- **Given exercise**: Leave the pictures out and transcribe every record exactly.

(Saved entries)
################

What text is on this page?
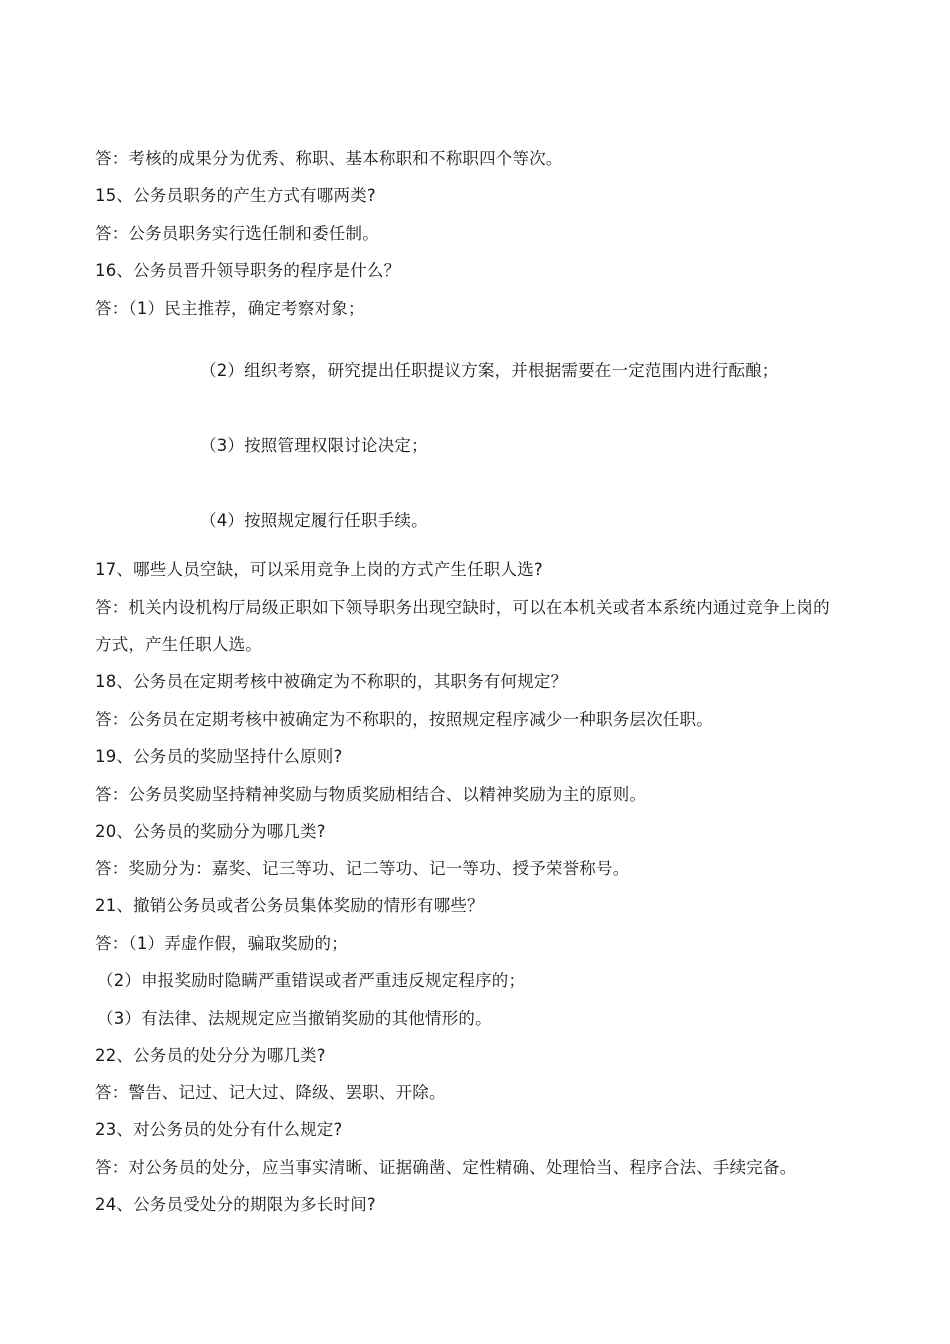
答：考核的成果分为优秀、称职、基本称职和不称职四个等次。
15、公务员职务的产生方式有哪两类?
答：公务员职务实行选任制和委任制。
16、公务员晋升领导职务的程序是什么？
答：（1）民主推荐，确定考察对象；
（2）组织考察，研究提出任职提议方案，并根据需要在一定范围内进行酝酿；
（3）按照管理权限讨论决定；
（4）按照规定履行任职手续。
17、哪些人员空缺，可以采用竞争上岗的方式产生任职人选?
答：机关内设机构厅局级正职如下领导职务出现空缺时，可以在本机关或者本系统内通过竞争上岗的
方式，产生任职人选。
18、公务员在定期考核中被确定为不称职的，其职务有何规定？
答：公务员在定期考核中被确定为不称职的，按照规定程序减少一种职务层次任职。
19、公务员的奖励坚持什么原则?
答：公务员奖励坚持精神奖励与物质奖励相结合、以精神奖励为主的原则。
20、公务员的奖励分为哪几类?
答：奖励分为：嘉奖、记三等功、记二等功、记一等功、授予荣誉称号。
21、撤销公务员或者公务员集体奖励的情形有哪些？
答：（1）弄虚作假，骗取奖励的；
（2）申报奖励时隐瞒严重错误或者严重违反规定程序的；
（3）有法律、法规规定应当撤销奖励的其他情形的。
22、公务员的处分分为哪几类?
答：警告、记过、记大过、降级、罢职、开除。
23、对公务员的处分有什么规定?
答：对公务员的处分，应当事实清晰、证据确凿、定性精确、处理恰当、程序合法、手续完备。
24、公务员受处分的期限为多长时间?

################

- **Final answer**:
What text is on this page?
答：考核的成果分为优秀、称职、基本称职和不称职四个等次。
15、公务员职务的产生方式有哪两类?
答：公务员职务实行选任制和委任制。
16、公务员晋升领导职务的程序是什么？
答：（1）民主推荐，确定考察对象；
（2）组织考察，研究提出任职提议方案，并根据需要在一定范围内进行酝酿；
（3）按照管理权限讨论决定；
（4）按照规定履行任职手续。
17、哪些人员空缺，可以采用竞争上岗的方式产生任职人选?
答：机关内设机构厅局级正职如下领导职务出现空缺时，可以在本机关或者本系统内通过竞争上岗的
方式，产生任职人选。
18、公务员在定期考核中被确定为不称职的，其职务有何规定？
答：公务员在定期考核中被确定为不称职的，按照规定程序减少一种职务层次任职。
19、公务员的奖励坚持什么原则?
答：公务员奖励坚持精神奖励与物质奖励相结合、以精神奖励为主的原则。
20、公务员的奖励分为哪几类?
答：奖励分为：嘉奖、记三等功、记二等功、记一等功、授予荣誉称号。
21、撤销公务员或者公务员集体奖励的情形有哪些？
答：（1）弄虚作假，骗取奖励的；
（2）申报奖励时隐瞒严重错误或者严重违反规定程序的；
（3）有法律、法规规定应当撤销奖励的其他情形的。
22、公务员的处分分为哪几类?
答：警告、记过、记大过、降级、罢职、开除。
23、对公务员的处分有什么规定?
答：对公务员的处分，应当事实清晰、证据确凿、定性精确、处理恰当、程序合法、手续完备。
24、公务员受处分的期限为多长时间?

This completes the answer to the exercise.